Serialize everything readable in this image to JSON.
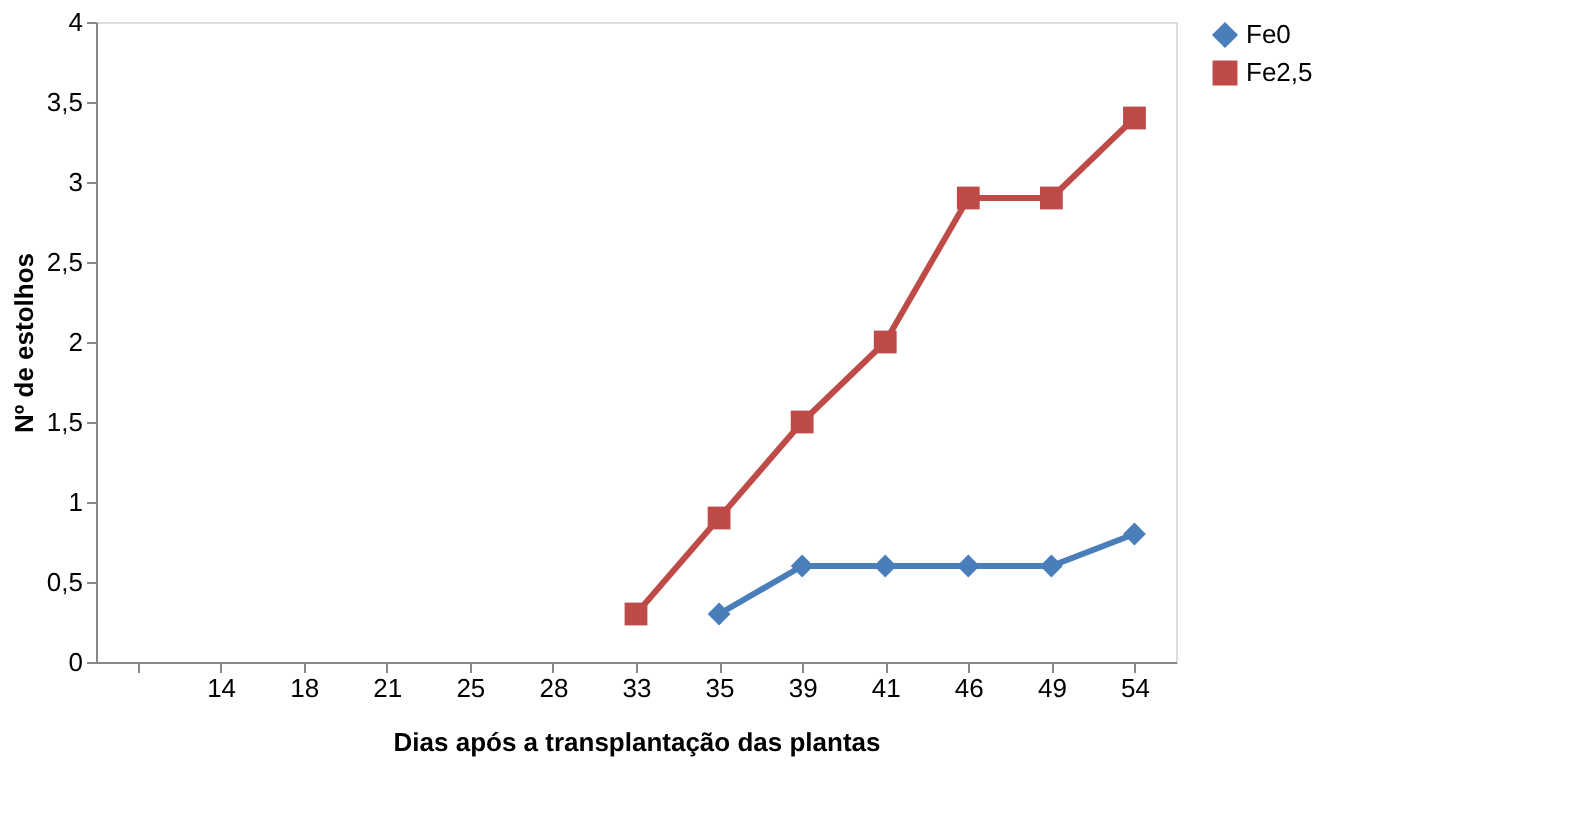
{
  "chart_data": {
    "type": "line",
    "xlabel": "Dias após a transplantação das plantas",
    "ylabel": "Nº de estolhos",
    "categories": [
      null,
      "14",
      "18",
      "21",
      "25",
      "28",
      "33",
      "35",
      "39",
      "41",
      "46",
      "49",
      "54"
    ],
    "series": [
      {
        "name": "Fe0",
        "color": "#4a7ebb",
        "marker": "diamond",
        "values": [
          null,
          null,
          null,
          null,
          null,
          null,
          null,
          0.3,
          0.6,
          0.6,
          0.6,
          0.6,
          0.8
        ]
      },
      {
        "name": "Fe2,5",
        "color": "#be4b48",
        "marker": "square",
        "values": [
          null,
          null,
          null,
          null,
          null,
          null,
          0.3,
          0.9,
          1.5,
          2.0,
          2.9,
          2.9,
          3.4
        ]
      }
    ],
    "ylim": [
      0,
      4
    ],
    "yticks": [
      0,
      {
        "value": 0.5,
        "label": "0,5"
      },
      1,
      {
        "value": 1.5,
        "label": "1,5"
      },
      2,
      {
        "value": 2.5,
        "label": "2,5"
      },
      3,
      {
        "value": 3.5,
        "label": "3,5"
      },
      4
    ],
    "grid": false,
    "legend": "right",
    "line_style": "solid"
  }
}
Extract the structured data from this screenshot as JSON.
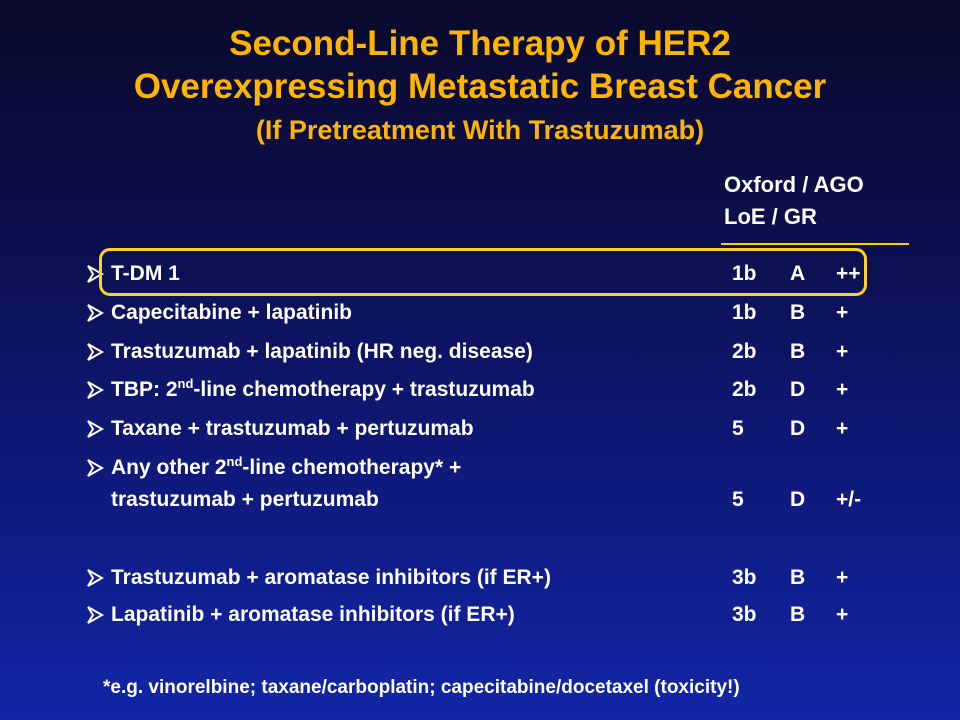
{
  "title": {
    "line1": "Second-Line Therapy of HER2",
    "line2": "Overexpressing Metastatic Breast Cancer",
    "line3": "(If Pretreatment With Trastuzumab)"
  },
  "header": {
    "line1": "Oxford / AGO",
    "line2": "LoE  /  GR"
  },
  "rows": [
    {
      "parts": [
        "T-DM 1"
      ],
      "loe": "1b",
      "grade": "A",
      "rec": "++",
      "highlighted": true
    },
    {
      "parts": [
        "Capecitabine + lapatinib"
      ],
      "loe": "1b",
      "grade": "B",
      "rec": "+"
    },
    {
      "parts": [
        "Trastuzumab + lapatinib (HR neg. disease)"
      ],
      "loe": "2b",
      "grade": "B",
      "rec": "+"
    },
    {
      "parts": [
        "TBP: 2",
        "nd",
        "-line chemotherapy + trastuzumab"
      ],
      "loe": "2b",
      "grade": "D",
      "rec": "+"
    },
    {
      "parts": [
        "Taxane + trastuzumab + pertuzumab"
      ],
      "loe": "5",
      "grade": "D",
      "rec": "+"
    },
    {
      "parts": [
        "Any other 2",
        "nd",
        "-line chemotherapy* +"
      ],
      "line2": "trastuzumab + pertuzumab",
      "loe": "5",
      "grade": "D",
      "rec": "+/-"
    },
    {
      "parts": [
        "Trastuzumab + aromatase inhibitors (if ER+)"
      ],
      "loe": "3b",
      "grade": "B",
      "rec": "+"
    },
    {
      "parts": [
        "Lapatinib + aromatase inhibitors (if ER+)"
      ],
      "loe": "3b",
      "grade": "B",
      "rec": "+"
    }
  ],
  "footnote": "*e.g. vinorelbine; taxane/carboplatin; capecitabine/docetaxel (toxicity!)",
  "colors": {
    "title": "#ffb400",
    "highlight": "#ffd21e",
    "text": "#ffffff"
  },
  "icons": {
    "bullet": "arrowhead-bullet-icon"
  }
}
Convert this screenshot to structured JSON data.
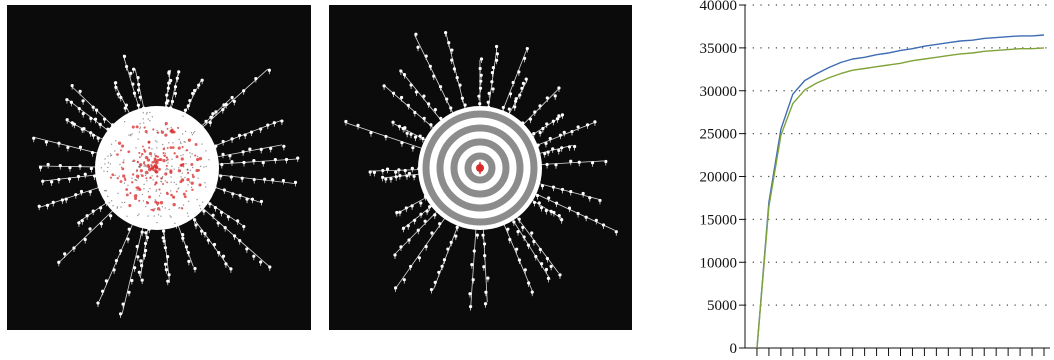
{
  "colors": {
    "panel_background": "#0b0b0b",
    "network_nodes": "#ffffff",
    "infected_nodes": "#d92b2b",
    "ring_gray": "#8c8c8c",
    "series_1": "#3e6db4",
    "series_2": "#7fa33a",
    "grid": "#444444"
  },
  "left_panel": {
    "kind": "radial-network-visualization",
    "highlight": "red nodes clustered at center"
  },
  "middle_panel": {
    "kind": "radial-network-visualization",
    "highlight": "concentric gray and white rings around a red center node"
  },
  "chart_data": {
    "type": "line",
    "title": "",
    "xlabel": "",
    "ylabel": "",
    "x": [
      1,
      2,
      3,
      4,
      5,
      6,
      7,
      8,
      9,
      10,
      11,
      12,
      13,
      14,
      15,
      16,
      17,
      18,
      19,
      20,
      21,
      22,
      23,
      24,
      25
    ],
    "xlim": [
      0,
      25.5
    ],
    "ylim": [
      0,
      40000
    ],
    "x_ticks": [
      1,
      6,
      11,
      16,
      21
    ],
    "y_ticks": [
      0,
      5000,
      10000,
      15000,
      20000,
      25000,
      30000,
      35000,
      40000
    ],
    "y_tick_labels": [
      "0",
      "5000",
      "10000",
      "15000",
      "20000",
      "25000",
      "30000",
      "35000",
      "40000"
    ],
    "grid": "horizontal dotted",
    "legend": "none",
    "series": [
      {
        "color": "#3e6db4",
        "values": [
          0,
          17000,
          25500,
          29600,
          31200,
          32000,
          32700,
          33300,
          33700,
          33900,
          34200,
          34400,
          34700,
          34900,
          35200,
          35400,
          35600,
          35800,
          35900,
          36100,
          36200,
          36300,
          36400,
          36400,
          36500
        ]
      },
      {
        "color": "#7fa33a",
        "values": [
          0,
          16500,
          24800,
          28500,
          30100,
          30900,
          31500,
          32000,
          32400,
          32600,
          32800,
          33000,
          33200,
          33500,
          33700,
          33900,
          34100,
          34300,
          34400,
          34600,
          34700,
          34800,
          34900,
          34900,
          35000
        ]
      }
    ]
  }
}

PROBLEM STATEMENT >>
Retype the whole listing exactly and leave the pictures out.

SOLUTION TO THIS TASK >>
Serialize everything readable in this image to JSON.
{
  "chart_data": {
    "type": "line",
    "xlabel": "Dias após a transplantação das plantas",
    "ylabel": "Nº de estolhos",
    "categories": [
      null,
      "14",
      "18",
      "21",
      "25",
      "28",
      "33",
      "35",
      "39",
      "41",
      "46",
      "49",
      "54"
    ],
    "series": [
      {
        "name": "Fe0",
        "color": "#4a7ebb",
        "marker": "diamond",
        "values": [
          null,
          null,
          null,
          null,
          null,
          null,
          null,
          0.3,
          0.6,
          0.6,
          0.6,
          0.6,
          0.8
        ]
      },
      {
        "name": "Fe2,5",
        "color": "#be4b48",
        "marker": "square",
        "values": [
          null,
          null,
          null,
          null,
          null,
          null,
          0.3,
          0.9,
          1.5,
          2.0,
          2.9,
          2.9,
          3.4
        ]
      }
    ],
    "ylim": [
      0,
      4
    ],
    "yticks": [
      0,
      {
        "value": 0.5,
        "label": "0,5"
      },
      1,
      {
        "value": 1.5,
        "label": "1,5"
      },
      2,
      {
        "value": 2.5,
        "label": "2,5"
      },
      3,
      {
        "value": 3.5,
        "label": "3,5"
      },
      4
    ],
    "grid": false,
    "legend": "right",
    "line_style": "solid"
  }
}
Extract the structured data from this screenshot as JSON.
{
  "title": {
    "line1": "Second-Line Therapy of HER2",
    "line2": "Overexpressing Metastatic Breast Cancer",
    "line3": "(If Pretreatment With Trastuzumab)"
  },
  "header": {
    "line1": "Oxford / AGO",
    "line2": "LoE  /  GR"
  },
  "rows": [
    {
      "parts": [
        "T-DM 1"
      ],
      "loe": "1b",
      "grade": "A",
      "rec": "++",
      "highlighted": true
    },
    {
      "parts": [
        "Capecitabine + lapatinib"
      ],
      "loe": "1b",
      "grade": "B",
      "rec": "+"
    },
    {
      "parts": [
        "Trastuzumab + lapatinib (HR neg. disease)"
      ],
      "loe": "2b",
      "grade": "B",
      "rec": "+"
    },
    {
      "parts": [
        "TBP: 2",
        "nd",
        "-line chemotherapy + trastuzumab"
      ],
      "loe": "2b",
      "grade": "D",
      "rec": "+"
    },
    {
      "parts": [
        "Taxane + trastuzumab + pertuzumab"
      ],
      "loe": "5",
      "grade": "D",
      "rec": "+"
    },
    {
      "parts": [
        "Any other 2",
        "nd",
        "-line chemotherapy* +"
      ],
      "line2": "trastuzumab + pertuzumab",
      "loe": "5",
      "grade": "D",
      "rec": "+/-"
    },
    {
      "parts": [
        "Trastuzumab + aromatase inhibitors (if ER+)"
      ],
      "loe": "3b",
      "grade": "B",
      "rec": "+"
    },
    {
      "parts": [
        "Lapatinib + aromatase inhibitors (if ER+)"
      ],
      "loe": "3b",
      "grade": "B",
      "rec": "+"
    }
  ],
  "footnote": "*e.g. vinorelbine; taxane/carboplatin; capecitabine/docetaxel (toxicity!)",
  "colors": {
    "title": "#ffb400",
    "highlight": "#ffd21e",
    "text": "#ffffff"
  },
  "icons": {
    "bullet": "arrowhead-bullet-icon"
  }
}
Convert this screenshot to structured JSON data.
{
  "colors": {
    "panel_background": "#0b0b0b",
    "network_nodes": "#ffffff",
    "infected_nodes": "#d92b2b",
    "ring_gray": "#8c8c8c",
    "series_1": "#3e6db4",
    "series_2": "#7fa33a",
    "grid": "#444444"
  },
  "left_panel": {
    "kind": "radial-network-visualization",
    "highlight": "red nodes clustered at center"
  },
  "middle_panel": {
    "kind": "radial-network-visualization",
    "highlight": "concentric gray and white rings around a red center node"
  },
  "chart_data": {
    "type": "line",
    "title": "",
    "xlabel": "",
    "ylabel": "",
    "x": [
      1,
      2,
      3,
      4,
      5,
      6,
      7,
      8,
      9,
      10,
      11,
      12,
      13,
      14,
      15,
      16,
      17,
      18,
      19,
      20,
      21,
      22,
      23,
      24,
      25
    ],
    "xlim": [
      0,
      25.5
    ],
    "ylim": [
      0,
      40000
    ],
    "x_ticks": [
      1,
      6,
      11,
      16,
      21
    ],
    "y_ticks": [
      0,
      5000,
      10000,
      15000,
      20000,
      25000,
      30000,
      35000,
      40000
    ],
    "y_tick_labels": [
      "0",
      "5000",
      "10000",
      "15000",
      "20000",
      "25000",
      "30000",
      "35000",
      "40000"
    ],
    "grid": "horizontal dotted",
    "legend": "none",
    "series": [
      {
        "color": "#3e6db4",
        "values": [
          0,
          17000,
          25500,
          29600,
          31200,
          32000,
          32700,
          33300,
          33700,
          33900,
          34200,
          34400,
          34700,
          34900,
          35200,
          35400,
          35600,
          35800,
          35900,
          36100,
          36200,
          36300,
          36400,
          36400,
          36500
        ]
      },
      {
        "color": "#7fa33a",
        "values": [
          0,
          16500,
          24800,
          28500,
          30100,
          30900,
          31500,
          32000,
          32400,
          32600,
          32800,
          33000,
          33200,
          33500,
          33700,
          33900,
          34100,
          34300,
          34400,
          34600,
          34700,
          34800,
          34900,
          34900,
          35000
        ]
      }
    ]
  }
}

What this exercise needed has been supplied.